## Exercise
Go through the material and write it all out exactly, minus the pictures.

# START OF Extracted material

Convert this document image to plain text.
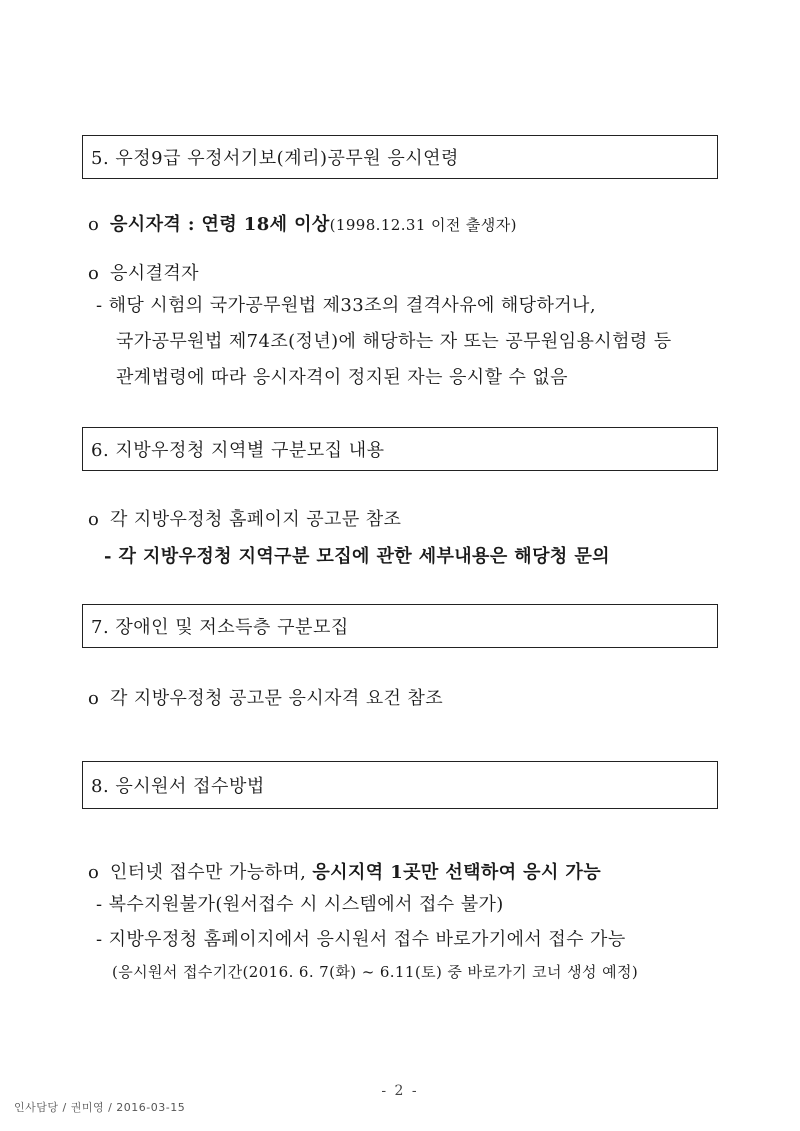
5. 우정9급 우정서기보(계리)공무원 응시연령
o 응시자격 : 연령 18세 이상(1998.12.31 이전 출생자)
o 응시결격자
- 해당 시험의 국가공무원법 제33조의 결격사유에 해당하거나,
국가공무원법 제74조(정년)에 해당하는 자 또는 공무원임용시험령 등
관계법령에 따라 응시자격이 정지된 자는 응시할 수 없음
6. 지방우정청 지역별 구분모집 내용
o 각 지방우정청 홈페이지 공고문 참조
- 각 지방우정청 지역구분 모집에 관한 세부내용은 해당청 문의
7. 장애인 및 저소득층 구분모집
o 각 지방우정청 공고문 응시자격 요건 참조
8. 응시원서 접수방법
o 인터넷 접수만 가능하며, 응시지역 1곳만 선택하여 응시 가능
- 복수지원불가(원서접수 시 시스템에서 접수 불가)
- 지방우정청 홈페이지에서 응시원서 접수 바로가기에서 접수 가능
(응시원서 접수기간(2016. 6. 7(화) ~ 6.11(토) 중 바로가기 코너 생성 예정)
- 2 -
인사담당 / 권미영 / 2016-03-15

# END OF Extracted material

## Complete answer
Convert this document image to plain text.
5. 우정9급 우정서기보(계리)공무원 응시연령
o 응시자격 : 연령 18세 이상(1998.12.31 이전 출생자)
o 응시결격자
- 해당 시험의 국가공무원법 제33조의 결격사유에 해당하거나,
국가공무원법 제74조(정년)에 해당하는 자 또는 공무원임용시험령 등
관계법령에 따라 응시자격이 정지된 자는 응시할 수 없음
6. 지방우정청 지역별 구분모집 내용
o 각 지방우정청 홈페이지 공고문 참조
- 각 지방우정청 지역구분 모집에 관한 세부내용은 해당청 문의
7. 장애인 및 저소득층 구분모집
o 각 지방우정청 공고문 응시자격 요건 참조
8. 응시원서 접수방법
o 인터넷 접수만 가능하며, 응시지역 1곳만 선택하여 응시 가능
- 복수지원불가(원서접수 시 시스템에서 접수 불가)
- 지방우정청 홈페이지에서 응시원서 접수 바로가기에서 접수 가능
(응시원서 접수기간(2016. 6. 7(화) ~ 6.11(토) 중 바로가기 코너 생성 예정)
- 2 -
인사담당 / 권미영 / 2016-03-15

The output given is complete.